- [WHAT YOU SHOULD DO]: Show all lines from the listing below that contain "Avoiding".

- [INPUT]:
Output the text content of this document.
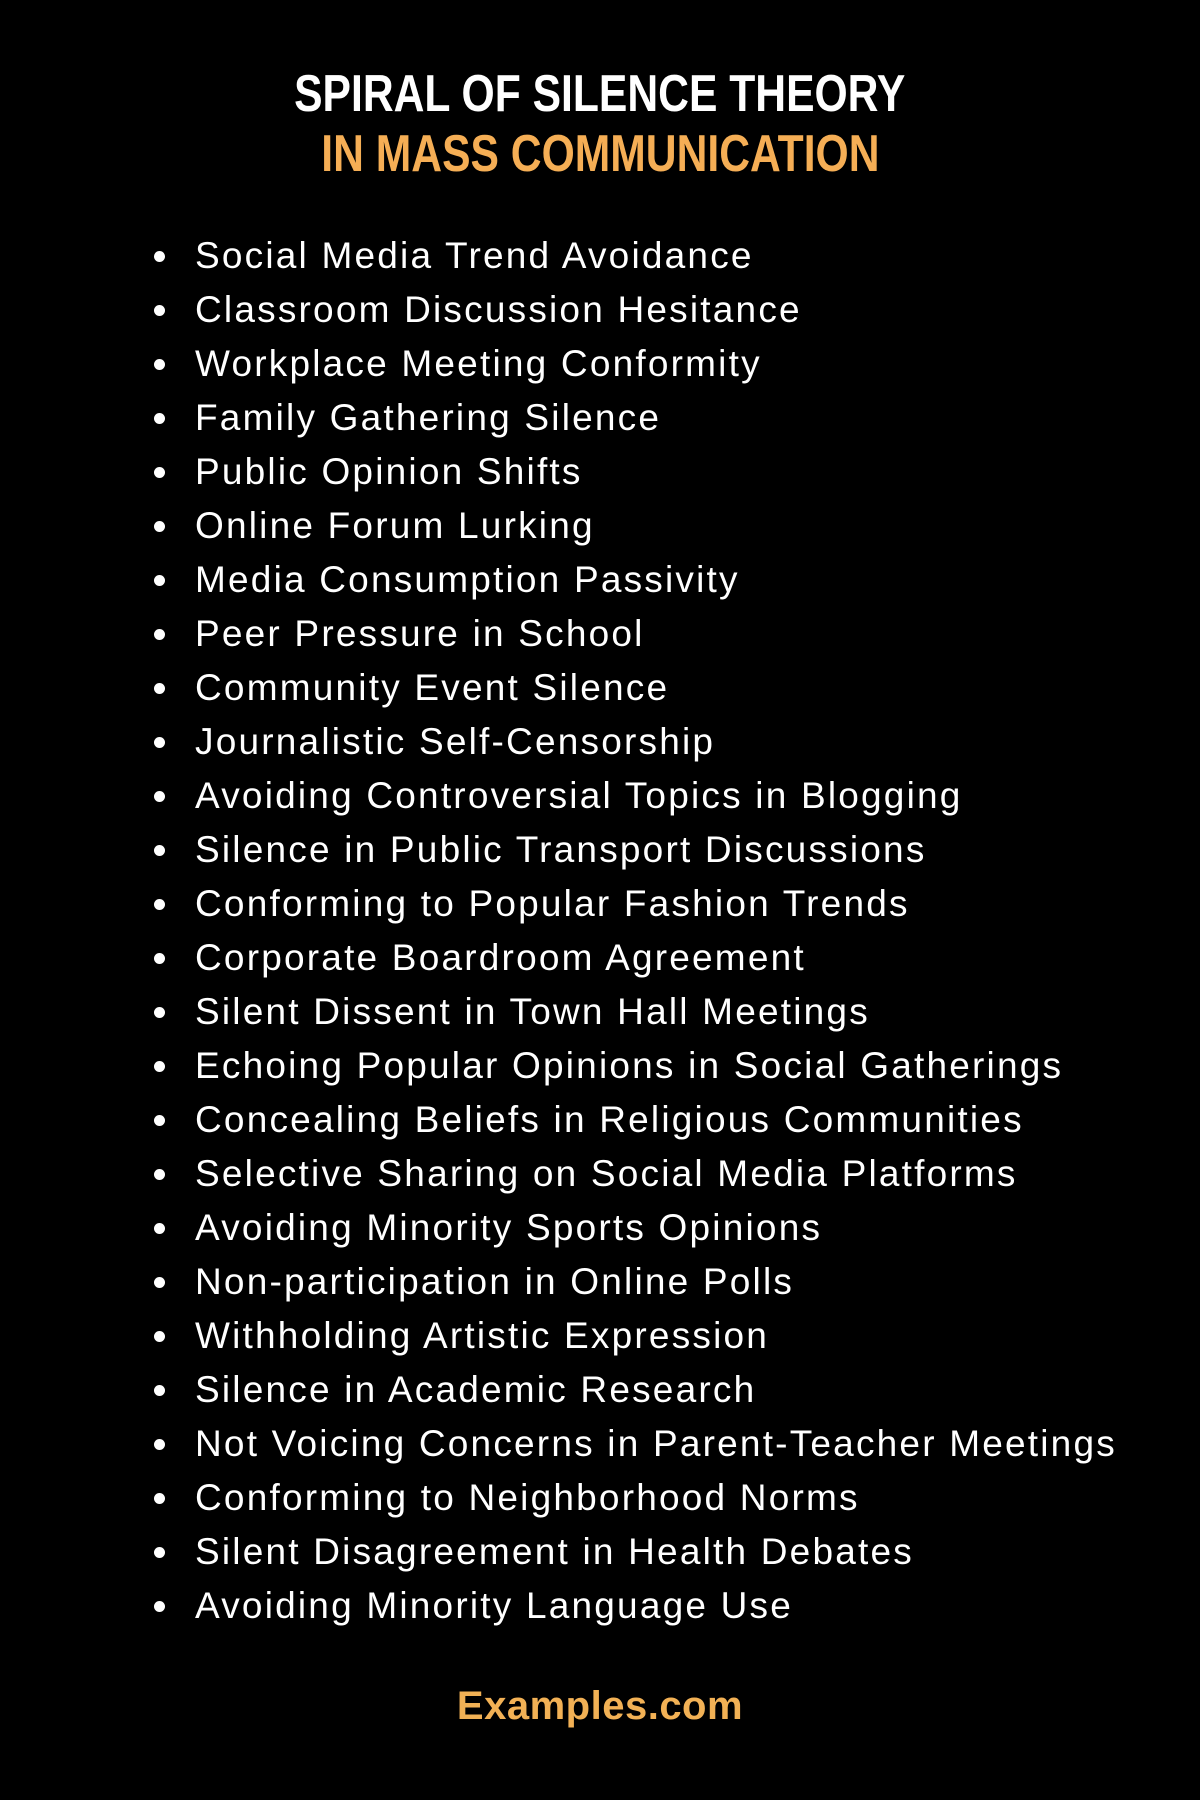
SPIRAL OF SILENCE THEORY
IN MASS COMMUNICATION
Social Media Trend Avoidance
Classroom Discussion Hesitance
Workplace Meeting Conformity
Family Gathering Silence
Public Opinion Shifts
Online Forum Lurking
Media Consumption Passivity
Peer Pressure in School
Community Event Silence
Journalistic Self-Censorship
Avoiding Controversial Topics in Blogging
Silence in Public Transport Discussions
Conforming to Popular Fashion Trends
Corporate Boardroom Agreement
Silent Dissent in Town Hall Meetings
Echoing Popular Opinions in Social Gatherings
Concealing Beliefs in Religious Communities
Selective Sharing on Social Media Platforms
Avoiding Minority Sports Opinions
Non-participation in Online Polls
Withholding Artistic Expression
Silence in Academic Research
Not Voicing Concerns in Parent-Teacher Meetings
Conforming to Neighborhood Norms
Silent Disagreement in Health Debates
Avoiding Minority Language Use
Examples.com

- [ANSWER BELOW]:
Avoiding Controversial Topics in Blogging
Avoiding Minority Sports Opinions
Avoiding Minority Language Use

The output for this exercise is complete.